**TEXTE DE LECTURE:**
┏━━
L'humanité a atteint la fin de son processus d'évolution idéologique.
Irving Kristol
publie alors la conférence de Fukuyama sous forme d’article dans sa revue The
National Interest. Puis il invite Samuel Huntington, directeur du John M.
Olin Institute for Strategic Studies à Harvard, à commenter cet article dans
le même numéro de la revue.
L’article,
publié cinq mois avant la chute du mur de Berlin, suscite une quantité
extraordinaire de débats et de controverses aux États-Unis comme à
l'étranger. Après avoir quitté le Département d'État en 1990, Fukuyama
élargit les thèmes de son article dans le livre The End of History and the
last Man. Publié en 1992, ce livre est devenu un best-seller traduit dans
le monde entier.
La fin de l’histoire
Qu'entend-il par « fin de l'histoire » ? À la suite des philosophes
Hegel et Kojève, il considère que l'histoire résulte des antagonismes entre
les différentes idéologies et formes d'organisations sociales, qui luttent
chacune pour la reconnaissance. Or, avec la chute du Mur, l'effondrement du
communisme et la victoire de la démocratie libérale, l'histoire, prise dans
ce sens, s'abolit. Preuve est faite que la démocratie libérale moderne, à
défaut d'être parfaite, offre le moins mauvais monde possible.
Ainsi selon
Francis Fukuyama, ce qui caractérise notre époque, c’est une « homogénéisation
croissante de toutes les sociétés humaines ». Le consensus croissant
autour des droits de l’homme, de la démocratie et de l’économie libérale
constituerait une sorte de « point final de l’évolution idéologique de
l’humanité ». Et la démocratie, toujours selon Fukuyama, contient le
principe d’une pacification des relations humaines : « La démocratie
libérale remplace le désir irrationnel d’être reconnu comme plus grand que
d’autres par le désir rationnel d’être reconnu comme leur égal. Un monde
constitué de démocraties libérales devrait donc connaître beaucoup moins
d’occasions de guerres puisque toutes les nations y reconnaîtraient
réciproquement leur légitimité mutuelle ».
┗━━
**TRAVAIL DEMANDÉ:**
Dans le texte sur la fin de l'histoire, recopiez tout ce qui va de « L'humanité a atteint » jusqu'à « directeur du John M. », en substituant « publication » à « revue ». Les entrées proviennent d'une source distincte de ce texte.

**LIGNES ENREGISTRÉES:**
┏━━
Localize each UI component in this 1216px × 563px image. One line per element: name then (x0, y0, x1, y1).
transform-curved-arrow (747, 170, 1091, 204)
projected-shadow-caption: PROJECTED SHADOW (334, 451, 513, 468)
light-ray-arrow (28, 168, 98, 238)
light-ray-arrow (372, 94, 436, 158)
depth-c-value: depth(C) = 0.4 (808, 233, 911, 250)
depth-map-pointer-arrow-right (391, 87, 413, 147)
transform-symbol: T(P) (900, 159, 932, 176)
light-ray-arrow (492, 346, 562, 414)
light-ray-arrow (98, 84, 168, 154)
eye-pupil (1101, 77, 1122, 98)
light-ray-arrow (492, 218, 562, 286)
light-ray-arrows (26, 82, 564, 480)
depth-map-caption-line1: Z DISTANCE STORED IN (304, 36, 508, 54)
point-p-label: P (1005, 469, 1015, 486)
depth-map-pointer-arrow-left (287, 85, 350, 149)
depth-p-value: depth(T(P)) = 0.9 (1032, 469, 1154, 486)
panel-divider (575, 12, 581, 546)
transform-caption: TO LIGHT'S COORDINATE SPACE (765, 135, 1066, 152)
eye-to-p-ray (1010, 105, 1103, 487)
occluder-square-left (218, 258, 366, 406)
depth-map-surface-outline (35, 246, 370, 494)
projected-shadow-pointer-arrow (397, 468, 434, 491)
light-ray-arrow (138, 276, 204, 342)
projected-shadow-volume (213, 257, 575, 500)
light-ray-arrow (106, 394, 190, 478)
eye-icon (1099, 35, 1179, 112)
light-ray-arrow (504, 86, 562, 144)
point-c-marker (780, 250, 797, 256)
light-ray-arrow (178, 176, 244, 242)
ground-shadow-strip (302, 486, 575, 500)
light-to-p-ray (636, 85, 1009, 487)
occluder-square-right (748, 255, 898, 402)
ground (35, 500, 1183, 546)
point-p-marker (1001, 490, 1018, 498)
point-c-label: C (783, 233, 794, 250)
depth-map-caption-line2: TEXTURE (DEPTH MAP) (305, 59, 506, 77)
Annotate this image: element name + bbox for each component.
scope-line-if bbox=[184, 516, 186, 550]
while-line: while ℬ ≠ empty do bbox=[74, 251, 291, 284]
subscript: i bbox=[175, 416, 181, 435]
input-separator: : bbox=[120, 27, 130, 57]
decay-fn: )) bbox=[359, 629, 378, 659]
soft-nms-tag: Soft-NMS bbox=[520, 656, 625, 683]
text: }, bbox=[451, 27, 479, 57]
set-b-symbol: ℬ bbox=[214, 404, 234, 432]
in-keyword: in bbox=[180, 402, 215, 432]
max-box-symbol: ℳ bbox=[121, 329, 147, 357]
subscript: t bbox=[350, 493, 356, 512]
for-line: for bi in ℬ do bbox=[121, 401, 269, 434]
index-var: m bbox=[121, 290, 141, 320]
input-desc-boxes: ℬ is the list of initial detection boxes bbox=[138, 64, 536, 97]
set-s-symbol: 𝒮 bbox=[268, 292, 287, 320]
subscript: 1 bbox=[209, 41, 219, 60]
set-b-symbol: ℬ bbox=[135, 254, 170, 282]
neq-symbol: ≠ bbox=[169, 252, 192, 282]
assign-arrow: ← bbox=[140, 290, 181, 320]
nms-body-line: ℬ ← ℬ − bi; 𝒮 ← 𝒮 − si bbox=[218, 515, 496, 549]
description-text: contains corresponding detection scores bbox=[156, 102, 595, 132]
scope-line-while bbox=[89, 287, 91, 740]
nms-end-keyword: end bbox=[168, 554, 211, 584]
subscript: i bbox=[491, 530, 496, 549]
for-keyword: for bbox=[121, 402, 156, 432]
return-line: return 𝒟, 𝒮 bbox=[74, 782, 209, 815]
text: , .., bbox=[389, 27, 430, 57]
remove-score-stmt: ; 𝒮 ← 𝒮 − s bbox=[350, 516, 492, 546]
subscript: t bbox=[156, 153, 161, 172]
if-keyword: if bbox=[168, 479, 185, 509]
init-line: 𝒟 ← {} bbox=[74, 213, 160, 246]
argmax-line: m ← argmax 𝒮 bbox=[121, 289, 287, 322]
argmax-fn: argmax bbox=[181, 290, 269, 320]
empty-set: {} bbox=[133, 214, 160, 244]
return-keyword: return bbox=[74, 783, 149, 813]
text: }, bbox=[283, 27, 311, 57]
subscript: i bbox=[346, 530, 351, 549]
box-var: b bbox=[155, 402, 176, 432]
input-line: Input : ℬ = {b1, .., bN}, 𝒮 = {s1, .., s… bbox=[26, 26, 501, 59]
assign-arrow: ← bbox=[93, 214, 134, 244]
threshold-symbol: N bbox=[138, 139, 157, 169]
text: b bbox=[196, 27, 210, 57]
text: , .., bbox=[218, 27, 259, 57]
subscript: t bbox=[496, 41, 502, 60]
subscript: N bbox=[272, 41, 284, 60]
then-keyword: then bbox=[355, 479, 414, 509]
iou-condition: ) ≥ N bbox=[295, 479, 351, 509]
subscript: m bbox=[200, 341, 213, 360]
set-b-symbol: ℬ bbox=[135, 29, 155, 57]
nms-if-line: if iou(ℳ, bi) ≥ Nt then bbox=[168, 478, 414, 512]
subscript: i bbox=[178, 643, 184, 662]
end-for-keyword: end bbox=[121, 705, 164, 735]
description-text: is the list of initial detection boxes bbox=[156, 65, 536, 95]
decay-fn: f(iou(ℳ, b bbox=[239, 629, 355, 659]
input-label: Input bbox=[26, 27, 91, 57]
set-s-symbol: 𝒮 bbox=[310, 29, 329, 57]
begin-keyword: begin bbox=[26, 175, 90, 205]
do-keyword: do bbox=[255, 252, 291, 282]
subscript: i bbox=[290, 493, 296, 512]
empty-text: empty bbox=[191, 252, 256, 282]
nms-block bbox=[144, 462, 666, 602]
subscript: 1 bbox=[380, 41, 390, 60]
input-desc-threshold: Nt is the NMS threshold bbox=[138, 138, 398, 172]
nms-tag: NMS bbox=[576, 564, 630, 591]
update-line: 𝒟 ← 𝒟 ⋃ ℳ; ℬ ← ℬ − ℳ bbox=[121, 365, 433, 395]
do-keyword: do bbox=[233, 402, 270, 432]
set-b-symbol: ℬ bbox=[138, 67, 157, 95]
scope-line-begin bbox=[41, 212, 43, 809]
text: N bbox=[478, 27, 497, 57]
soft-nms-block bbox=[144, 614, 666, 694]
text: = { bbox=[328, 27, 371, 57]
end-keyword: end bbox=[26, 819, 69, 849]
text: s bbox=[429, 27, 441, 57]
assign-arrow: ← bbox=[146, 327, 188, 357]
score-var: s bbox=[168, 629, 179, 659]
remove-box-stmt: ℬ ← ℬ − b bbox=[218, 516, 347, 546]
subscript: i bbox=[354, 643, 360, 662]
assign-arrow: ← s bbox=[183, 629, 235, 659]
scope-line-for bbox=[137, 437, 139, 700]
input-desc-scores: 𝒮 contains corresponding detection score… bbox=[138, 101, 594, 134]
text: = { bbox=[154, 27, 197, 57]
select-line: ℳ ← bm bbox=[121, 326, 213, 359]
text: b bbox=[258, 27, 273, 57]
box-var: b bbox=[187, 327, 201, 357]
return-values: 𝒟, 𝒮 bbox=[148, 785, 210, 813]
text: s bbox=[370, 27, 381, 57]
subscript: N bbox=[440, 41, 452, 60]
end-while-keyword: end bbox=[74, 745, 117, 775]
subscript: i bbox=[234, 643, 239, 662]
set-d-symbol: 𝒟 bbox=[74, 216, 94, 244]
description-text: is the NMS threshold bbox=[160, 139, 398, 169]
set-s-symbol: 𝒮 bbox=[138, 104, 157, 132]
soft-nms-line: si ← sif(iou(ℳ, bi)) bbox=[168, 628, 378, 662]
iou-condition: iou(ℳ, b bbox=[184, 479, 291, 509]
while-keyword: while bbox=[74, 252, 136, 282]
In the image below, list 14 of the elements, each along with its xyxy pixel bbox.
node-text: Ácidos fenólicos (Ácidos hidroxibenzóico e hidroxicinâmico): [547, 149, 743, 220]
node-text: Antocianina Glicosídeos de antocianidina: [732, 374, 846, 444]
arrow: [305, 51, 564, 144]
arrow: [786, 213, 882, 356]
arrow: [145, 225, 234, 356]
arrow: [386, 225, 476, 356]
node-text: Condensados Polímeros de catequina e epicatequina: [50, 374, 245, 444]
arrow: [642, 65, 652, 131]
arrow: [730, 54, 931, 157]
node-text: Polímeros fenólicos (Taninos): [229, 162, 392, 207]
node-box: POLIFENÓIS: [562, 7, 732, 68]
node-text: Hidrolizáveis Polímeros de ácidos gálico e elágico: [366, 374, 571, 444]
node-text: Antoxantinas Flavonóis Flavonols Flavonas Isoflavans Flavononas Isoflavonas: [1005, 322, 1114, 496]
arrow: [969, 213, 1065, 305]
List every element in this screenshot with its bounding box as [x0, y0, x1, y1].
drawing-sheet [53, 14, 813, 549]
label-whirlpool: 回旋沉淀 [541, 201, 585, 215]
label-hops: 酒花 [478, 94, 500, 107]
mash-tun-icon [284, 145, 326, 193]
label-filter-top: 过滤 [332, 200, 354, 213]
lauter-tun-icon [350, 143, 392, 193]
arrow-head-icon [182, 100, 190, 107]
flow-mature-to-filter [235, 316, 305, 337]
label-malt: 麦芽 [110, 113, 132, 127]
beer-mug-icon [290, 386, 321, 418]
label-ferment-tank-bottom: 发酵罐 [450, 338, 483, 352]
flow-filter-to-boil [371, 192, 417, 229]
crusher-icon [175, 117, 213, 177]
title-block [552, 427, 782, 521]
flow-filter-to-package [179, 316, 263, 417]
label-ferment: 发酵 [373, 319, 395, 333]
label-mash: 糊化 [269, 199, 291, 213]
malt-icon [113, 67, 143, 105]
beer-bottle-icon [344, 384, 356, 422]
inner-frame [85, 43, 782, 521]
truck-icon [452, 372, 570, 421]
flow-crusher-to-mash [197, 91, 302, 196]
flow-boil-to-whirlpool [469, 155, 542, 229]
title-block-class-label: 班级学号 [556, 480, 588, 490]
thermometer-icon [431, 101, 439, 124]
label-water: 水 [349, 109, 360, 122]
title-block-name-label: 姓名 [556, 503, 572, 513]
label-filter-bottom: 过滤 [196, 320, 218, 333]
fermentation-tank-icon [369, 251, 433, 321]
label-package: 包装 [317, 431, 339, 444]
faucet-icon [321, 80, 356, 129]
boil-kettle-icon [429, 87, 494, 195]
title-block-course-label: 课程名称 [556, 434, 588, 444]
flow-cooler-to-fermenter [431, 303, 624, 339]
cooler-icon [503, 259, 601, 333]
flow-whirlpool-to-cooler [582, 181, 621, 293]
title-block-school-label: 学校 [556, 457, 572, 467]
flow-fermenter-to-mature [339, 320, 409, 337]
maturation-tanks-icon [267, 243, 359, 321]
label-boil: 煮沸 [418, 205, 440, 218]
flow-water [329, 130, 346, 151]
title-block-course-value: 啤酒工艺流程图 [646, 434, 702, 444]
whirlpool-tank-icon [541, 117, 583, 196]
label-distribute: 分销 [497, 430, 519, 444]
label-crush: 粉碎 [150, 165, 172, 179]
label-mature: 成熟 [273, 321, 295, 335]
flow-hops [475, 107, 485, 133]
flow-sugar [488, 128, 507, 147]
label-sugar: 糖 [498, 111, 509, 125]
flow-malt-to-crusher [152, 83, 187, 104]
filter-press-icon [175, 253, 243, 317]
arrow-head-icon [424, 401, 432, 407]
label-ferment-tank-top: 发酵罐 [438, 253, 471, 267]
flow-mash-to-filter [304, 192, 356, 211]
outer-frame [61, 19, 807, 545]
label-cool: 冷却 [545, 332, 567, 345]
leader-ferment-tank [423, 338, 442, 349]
┗━━
**RÉPONSE RÉDIGÉE:**
L'humanité a atteint la fin de son processus d'évolution idéologique.
Irving Kristol
publie alors la conférence de Fukuyama sous forme d’article dans sa publication The
National Interest. Puis il invite Samuel Huntington, directeur du John M.